### Stored data
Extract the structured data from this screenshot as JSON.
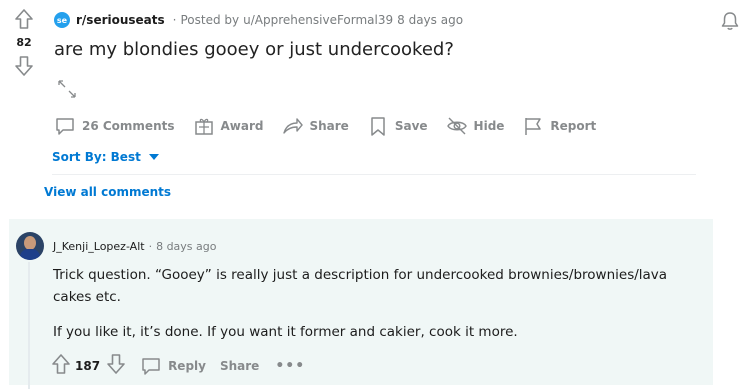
{
  "post": {
    "subreddit": "r/seriouseats",
    "subreddit_icon": "se",
    "posted_by_prefix": "Posted by",
    "author": "u/ApprehensiveFormal39",
    "time": "8 days ago",
    "vote_count": "82",
    "title": "are my blondies gooey or just undercooked?",
    "actions": {
      "comments": "26 Comments",
      "award": "Award",
      "share": "Share",
      "save": "Save",
      "hide": "Hide",
      "report": "Report"
    }
  },
  "sort": {
    "label": "Sort By: Best"
  },
  "view_all": "View all comments",
  "comment": {
    "author": "J_Kenji_Lopez-Alt",
    "separator": "·",
    "time": "8 days ago",
    "paragraphs": [
      "Trick question. “Gooey” is really just a description for undercooked brownies/brownies/lava cakes etc.",
      "If you like it, it’s done. If you want it former and cakier, cook it more."
    ],
    "score": "187",
    "reply": "Reply",
    "share": "Share",
    "more": "•••"
  },
  "colors": {
    "accent": "#0079d3",
    "comment_bg": "#f0f7f6",
    "muted": "#878a8c"
  }
}
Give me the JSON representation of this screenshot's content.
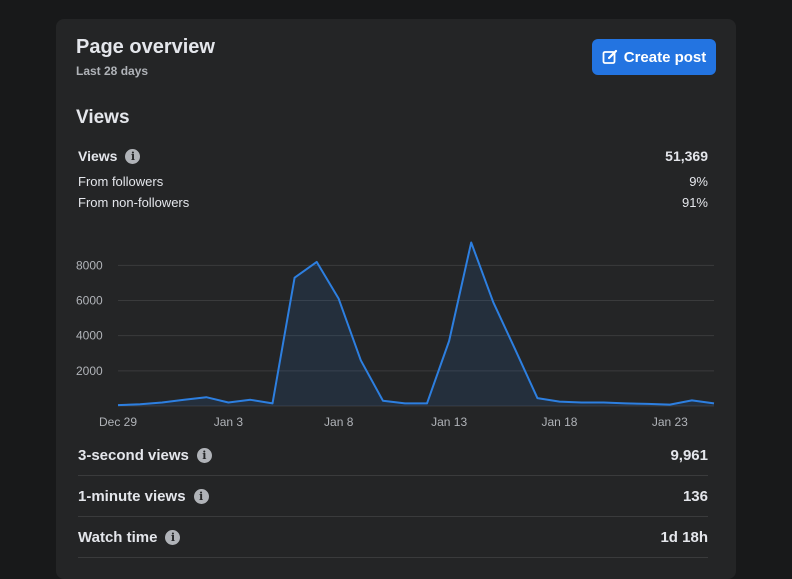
{
  "header": {
    "title": "Page overview",
    "subtitle": "Last 28 days",
    "create_post_label": "Create post"
  },
  "views_section": {
    "title": "Views",
    "total_label": "Views",
    "total_value": "51,369",
    "breakdown": [
      {
        "label": "From followers",
        "value": "9%"
      },
      {
        "label": "From non-followers",
        "value": "91%"
      }
    ]
  },
  "metrics": [
    {
      "label": "3-second views",
      "value": "9,961"
    },
    {
      "label": "1-minute views",
      "value": "136"
    },
    {
      "label": "Watch time",
      "value": "1d 18h"
    }
  ],
  "colors": {
    "accent": "#2374e1",
    "line": "#2d7fe0",
    "card": "#242526",
    "background": "#18191a"
  },
  "chart_data": {
    "type": "area",
    "x_tick_labels": [
      "Dec 29",
      "Jan 3",
      "Jan 8",
      "Jan 13",
      "Jan 18",
      "Jan 23"
    ],
    "y_tick_labels": [
      "8000",
      "6000",
      "4000",
      "2000"
    ],
    "ylim": [
      0,
      9500
    ],
    "grid": true,
    "series": [
      {
        "x": [
          "Dec 29",
          "Dec 30",
          "Dec 31",
          "Jan 1",
          "Jan 2",
          "Jan 3",
          "Jan 4",
          "Jan 5",
          "Jan 6",
          "Jan 7",
          "Jan 8",
          "Jan 9",
          "Jan 10",
          "Jan 11",
          "Jan 12",
          "Jan 13",
          "Jan 14",
          "Jan 15",
          "Jan 16",
          "Jan 17",
          "Jan 18",
          "Jan 19",
          "Jan 20",
          "Jan 21",
          "Jan 22",
          "Jan 23",
          "Jan 24",
          "Jan 25"
        ],
        "values": [
          50,
          100,
          200,
          350,
          500,
          200,
          350,
          150,
          7300,
          8200,
          6100,
          2600,
          300,
          150,
          150,
          3700,
          9300,
          5900,
          3200,
          450,
          250,
          200,
          200,
          150,
          120,
          80,
          320,
          150
        ]
      }
    ]
  }
}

### YOUR OBJECTIVE
Copy the material above in full and exactly, skipping pictures.

### ANSWER FOR THIS EXERCISE
Extract the structured data from this screenshot as JSON.
{
  "post": {
    "subreddit": "r/seriouseats",
    "subreddit_icon": "se",
    "posted_by_prefix": "Posted by",
    "author": "u/ApprehensiveFormal39",
    "time": "8 days ago",
    "vote_count": "82",
    "title": "are my blondies gooey or just undercooked?",
    "actions": {
      "comments": "26 Comments",
      "award": "Award",
      "share": "Share",
      "save": "Save",
      "hide": "Hide",
      "report": "Report"
    }
  },
  "sort": {
    "label": "Sort By: Best"
  },
  "view_all": "View all comments",
  "comment": {
    "author": "J_Kenji_Lopez-Alt",
    "separator": "·",
    "time": "8 days ago",
    "paragraphs": [
      "Trick question. “Gooey” is really just a description for undercooked brownies/brownies/lava cakes etc.",
      "If you like it, it’s done. If you want it former and cakier, cook it more."
    ],
    "score": "187",
    "reply": "Reply",
    "share": "Share",
    "more": "•••"
  },
  "colors": {
    "accent": "#0079d3",
    "comment_bg": "#f0f7f6",
    "muted": "#878a8c"
  }
}
Give me the JSON representation of this screenshot's content.
{
  "header": {
    "title": "Page overview",
    "subtitle": "Last 28 days",
    "create_post_label": "Create post"
  },
  "views_section": {
    "title": "Views",
    "total_label": "Views",
    "total_value": "51,369",
    "breakdown": [
      {
        "label": "From followers",
        "value": "9%"
      },
      {
        "label": "From non-followers",
        "value": "91%"
      }
    ]
  },
  "metrics": [
    {
      "label": "3-second views",
      "value": "9,961"
    },
    {
      "label": "1-minute views",
      "value": "136"
    },
    {
      "label": "Watch time",
      "value": "1d 18h"
    }
  ],
  "colors": {
    "accent": "#2374e1",
    "line": "#2d7fe0",
    "card": "#242526",
    "background": "#18191a"
  },
  "chart_data": {
    "type": "area",
    "x_tick_labels": [
      "Dec 29",
      "Jan 3",
      "Jan 8",
      "Jan 13",
      "Jan 18",
      "Jan 23"
    ],
    "y_tick_labels": [
      "8000",
      "6000",
      "4000",
      "2000"
    ],
    "ylim": [
      0,
      9500
    ],
    "grid": true,
    "series": [
      {
        "x": [
          "Dec 29",
          "Dec 30",
          "Dec 31",
          "Jan 1",
          "Jan 2",
          "Jan 3",
          "Jan 4",
          "Jan 5",
          "Jan 6",
          "Jan 7",
          "Jan 8",
          "Jan 9",
          "Jan 10",
          "Jan 11",
          "Jan 12",
          "Jan 13",
          "Jan 14",
          "Jan 15",
          "Jan 16",
          "Jan 17",
          "Jan 18",
          "Jan 19",
          "Jan 20",
          "Jan 21",
          "Jan 22",
          "Jan 23",
          "Jan 24",
          "Jan 25"
        ],
        "values": [
          50,
          100,
          200,
          350,
          500,
          200,
          350,
          150,
          7300,
          8200,
          6100,
          2600,
          300,
          150,
          150,
          3700,
          9300,
          5900,
          3200,
          450,
          250,
          200,
          200,
          150,
          120,
          80,
          320,
          150
        ]
      }
    ]
  }
}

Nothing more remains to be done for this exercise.